Each line of the material below should be reproduced exactly.

[Extracts from a graphics dataset]
<<<<

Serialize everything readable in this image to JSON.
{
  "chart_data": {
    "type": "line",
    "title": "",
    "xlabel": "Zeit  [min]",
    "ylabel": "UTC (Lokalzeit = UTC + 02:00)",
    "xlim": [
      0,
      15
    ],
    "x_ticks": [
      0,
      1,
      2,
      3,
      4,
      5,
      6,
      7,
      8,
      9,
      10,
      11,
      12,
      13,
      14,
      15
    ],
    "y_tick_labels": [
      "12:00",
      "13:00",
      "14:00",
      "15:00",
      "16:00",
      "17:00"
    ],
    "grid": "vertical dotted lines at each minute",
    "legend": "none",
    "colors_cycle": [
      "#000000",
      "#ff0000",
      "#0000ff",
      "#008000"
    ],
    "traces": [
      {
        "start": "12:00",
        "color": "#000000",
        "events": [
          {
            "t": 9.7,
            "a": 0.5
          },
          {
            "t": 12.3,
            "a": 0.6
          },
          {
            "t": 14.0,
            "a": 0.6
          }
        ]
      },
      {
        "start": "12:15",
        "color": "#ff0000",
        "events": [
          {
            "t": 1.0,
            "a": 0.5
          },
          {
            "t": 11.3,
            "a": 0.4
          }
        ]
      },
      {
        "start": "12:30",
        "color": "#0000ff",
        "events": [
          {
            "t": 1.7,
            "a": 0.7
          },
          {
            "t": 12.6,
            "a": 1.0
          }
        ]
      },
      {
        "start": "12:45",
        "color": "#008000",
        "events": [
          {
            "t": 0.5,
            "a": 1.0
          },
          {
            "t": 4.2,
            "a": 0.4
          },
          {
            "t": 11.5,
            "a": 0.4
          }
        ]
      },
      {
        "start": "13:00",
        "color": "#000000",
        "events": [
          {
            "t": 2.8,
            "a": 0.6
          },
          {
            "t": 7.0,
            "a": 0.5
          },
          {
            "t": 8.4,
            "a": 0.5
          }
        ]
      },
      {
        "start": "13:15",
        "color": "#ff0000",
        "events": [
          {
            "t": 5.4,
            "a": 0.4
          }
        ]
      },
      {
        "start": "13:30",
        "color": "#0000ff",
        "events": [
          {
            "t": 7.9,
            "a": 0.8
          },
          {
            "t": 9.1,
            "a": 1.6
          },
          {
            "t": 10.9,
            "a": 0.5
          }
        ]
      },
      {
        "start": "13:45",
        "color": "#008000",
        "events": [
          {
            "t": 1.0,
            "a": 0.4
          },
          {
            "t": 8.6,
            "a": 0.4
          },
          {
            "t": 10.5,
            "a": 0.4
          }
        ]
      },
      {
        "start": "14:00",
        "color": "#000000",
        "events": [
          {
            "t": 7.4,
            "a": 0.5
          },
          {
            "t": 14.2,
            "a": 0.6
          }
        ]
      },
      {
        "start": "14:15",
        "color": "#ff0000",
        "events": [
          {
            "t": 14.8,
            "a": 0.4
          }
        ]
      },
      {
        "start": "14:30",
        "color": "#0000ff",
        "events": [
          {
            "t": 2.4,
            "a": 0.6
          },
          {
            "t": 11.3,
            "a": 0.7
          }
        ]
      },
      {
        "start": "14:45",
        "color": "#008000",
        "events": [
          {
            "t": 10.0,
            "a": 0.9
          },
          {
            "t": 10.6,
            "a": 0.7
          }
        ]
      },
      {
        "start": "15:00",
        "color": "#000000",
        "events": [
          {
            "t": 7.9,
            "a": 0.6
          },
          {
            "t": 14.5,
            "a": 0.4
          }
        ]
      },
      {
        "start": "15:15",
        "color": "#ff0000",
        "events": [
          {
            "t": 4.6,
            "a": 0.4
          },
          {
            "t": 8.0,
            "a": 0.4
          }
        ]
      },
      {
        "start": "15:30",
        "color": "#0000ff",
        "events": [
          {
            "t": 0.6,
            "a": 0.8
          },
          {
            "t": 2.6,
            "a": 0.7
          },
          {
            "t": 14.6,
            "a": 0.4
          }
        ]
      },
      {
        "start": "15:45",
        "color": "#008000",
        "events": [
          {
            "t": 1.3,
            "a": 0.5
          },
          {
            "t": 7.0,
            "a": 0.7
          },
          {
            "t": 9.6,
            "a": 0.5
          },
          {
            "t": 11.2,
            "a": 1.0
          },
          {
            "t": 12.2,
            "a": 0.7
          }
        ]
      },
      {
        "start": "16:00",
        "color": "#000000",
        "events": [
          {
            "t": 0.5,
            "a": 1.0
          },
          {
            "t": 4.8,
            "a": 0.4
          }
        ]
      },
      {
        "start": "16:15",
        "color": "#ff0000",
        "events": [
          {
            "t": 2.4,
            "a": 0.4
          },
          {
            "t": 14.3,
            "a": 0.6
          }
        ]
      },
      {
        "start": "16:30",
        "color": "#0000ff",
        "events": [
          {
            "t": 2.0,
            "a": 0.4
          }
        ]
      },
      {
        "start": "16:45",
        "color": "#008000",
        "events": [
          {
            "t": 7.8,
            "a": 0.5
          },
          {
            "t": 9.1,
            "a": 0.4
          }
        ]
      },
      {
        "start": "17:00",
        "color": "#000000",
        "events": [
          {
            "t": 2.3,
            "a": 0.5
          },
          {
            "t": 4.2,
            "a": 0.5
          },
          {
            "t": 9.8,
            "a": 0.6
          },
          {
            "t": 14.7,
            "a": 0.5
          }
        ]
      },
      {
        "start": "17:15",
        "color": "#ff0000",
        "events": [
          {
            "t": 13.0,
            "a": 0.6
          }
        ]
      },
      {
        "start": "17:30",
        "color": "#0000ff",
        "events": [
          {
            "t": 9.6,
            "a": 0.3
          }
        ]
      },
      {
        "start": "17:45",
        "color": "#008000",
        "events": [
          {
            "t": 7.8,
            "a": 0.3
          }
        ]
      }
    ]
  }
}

>>>>

[WRITTEN RESPONSE]:
Serialize everything readable in this image to JSON.
{
  "chart_data": {
    "type": "line",
    "title": "",
    "xlabel": "Zeit  [min]",
    "ylabel": "UTC (Lokalzeit = UTC + 02:00)",
    "xlim": [
      0,
      15
    ],
    "x_ticks": [
      0,
      1,
      2,
      3,
      4,
      5,
      6,
      7,
      8,
      9,
      10,
      11,
      12,
      13,
      14,
      15
    ],
    "y_tick_labels": [
      "12:00",
      "13:00",
      "14:00",
      "15:00",
      "16:00",
      "17:00"
    ],
    "grid": "vertical dotted lines at each minute",
    "legend": "none",
    "colors_cycle": [
      "#000000",
      "#ff0000",
      "#0000ff",
      "#008000"
    ],
    "traces": [
      {
        "start": "12:00",
        "color": "#000000",
        "events": [
          {
            "t": 9.7,
            "a": 0.5
          },
          {
            "t": 12.3,
            "a": 0.6
          },
          {
            "t": 14.0,
            "a": 0.6
          }
        ]
      },
      {
        "start": "12:15",
        "color": "#ff0000",
        "events": [
          {
            "t": 1.0,
            "a": 0.5
          },
          {
            "t": 11.3,
            "a": 0.4
          }
        ]
      },
      {
        "start": "12:30",
        "color": "#0000ff",
        "events": [
          {
            "t": 1.7,
            "a": 0.7
          },
          {
            "t": 12.6,
            "a": 1.0
          }
        ]
      },
      {
        "start": "12:45",
        "color": "#008000",
        "events": [
          {
            "t": 0.5,
            "a": 1.0
          },
          {
            "t": 4.2,
            "a": 0.4
          },
          {
            "t": 11.5,
            "a": 0.4
          }
        ]
      },
      {
        "start": "13:00",
        "color": "#000000",
        "events": [
          {
            "t": 2.8,
            "a": 0.6
          },
          {
            "t": 7.0,
            "a": 0.5
          },
          {
            "t": 8.4,
            "a": 0.5
          }
        ]
      },
      {
        "start": "13:15",
        "color": "#ff0000",
        "events": [
          {
            "t": 5.4,
            "a": 0.4
          }
        ]
      },
      {
        "start": "13:30",
        "color": "#0000ff",
        "events": [
          {
            "t": 7.9,
            "a": 0.8
          },
          {
            "t": 9.1,
            "a": 1.6
          },
          {
            "t": 10.9,
            "a": 0.5
          }
        ]
      },
      {
        "start": "13:45",
        "color": "#008000",
        "events": [
          {
            "t": 1.0,
            "a": 0.4
          },
          {
            "t": 8.6,
            "a": 0.4
          },
          {
            "t": 10.5,
            "a": 0.4
          }
        ]
      },
      {
        "start": "14:00",
        "color": "#000000",
        "events": [
          {
            "t": 7.4,
            "a": 0.5
          },
          {
            "t": 14.2,
            "a": 0.6
          }
        ]
      },
      {
        "start": "14:15",
        "color": "#ff0000",
        "events": [
          {
            "t": 14.8,
            "a": 0.4
          }
        ]
      },
      {
        "start": "14:30",
        "color": "#0000ff",
        "events": [
          {
            "t": 2.4,
            "a": 0.6
          },
          {
            "t": 11.3,
            "a": 0.7
          }
        ]
      },
      {
        "start": "14:45",
        "color": "#008000",
        "events": [
          {
            "t": 10.0,
            "a": 0.9
          },
          {
            "t": 10.6,
            "a": 0.7
          }
        ]
      },
      {
        "start": "15:00",
        "color": "#000000",
        "events": [
          {
            "t": 7.9,
            "a": 0.6
          },
          {
            "t": 14.5,
            "a": 0.4
          }
        ]
      },
      {
        "start": "15:15",
        "color": "#ff0000",
        "events": [
          {
            "t": 4.6,
            "a": 0.4
          },
          {
            "t": 8.0,
            "a": 0.4
          }
        ]
      },
      {
        "start": "15:30",
        "color": "#0000ff",
        "events": [
          {
            "t": 0.6,
            "a": 0.8
          },
          {
            "t": 2.6,
            "a": 0.7
          },
          {
            "t": 14.6,
            "a": 0.4
          }
        ]
      },
      {
        "start": "15:45",
        "color": "#008000",
        "events": [
          {
            "t": 1.3,
            "a": 0.5
          },
          {
            "t": 7.0,
            "a": 0.7
          },
          {
            "t": 9.6,
            "a": 0.5
          },
          {
            "t": 11.2,
            "a": 1.0
          },
          {
            "t": 12.2,
            "a": 0.7
          }
        ]
      },
      {
        "start": "16:00",
        "color": "#000000",
        "events": [
          {
            "t": 0.5,
            "a": 1.0
          },
          {
            "t": 4.8,
            "a": 0.4
          }
        ]
      },
      {
        "start": "16:15",
        "color": "#ff0000",
        "events": [
          {
            "t": 2.4,
            "a": 0.4
          },
          {
            "t": 14.3,
            "a": 0.6
          }
        ]
      },
      {
        "start": "16:30",
        "color": "#0000ff",
        "events": [
          {
            "t": 2.0,
            "a": 0.4
          }
        ]
      },
      {
        "start": "16:45",
        "color": "#008000",
        "events": [
          {
            "t": 7.8,
            "a": 0.5
          },
          {
            "t": 9.1,
            "a": 0.4
          }
        ]
      },
      {
        "start": "17:00",
        "color": "#000000",
        "events": [
          {
            "t": 2.3,
            "a": 0.5
          },
          {
            "t": 4.2,
            "a": 0.5
          },
          {
            "t": 9.8,
            "a": 0.6
          },
          {
            "t": 14.7,
            "a": 0.5
          }
        ]
      },
      {
        "start": "17:15",
        "color": "#ff0000",
        "events": [
          {
            "t": 13.0,
            "a": 0.6
          }
        ]
      },
      {
        "start": "17:30",
        "color": "#0000ff",
        "events": [
          {
            "t": 9.6,
            "a": 0.3
          }
        ]
      },
      {
        "start": "17:45",
        "color": "#008000",
        "events": [
          {
            "t": 7.8,
            "a": 0.3
          }
        ]
      }
    ]
  }
}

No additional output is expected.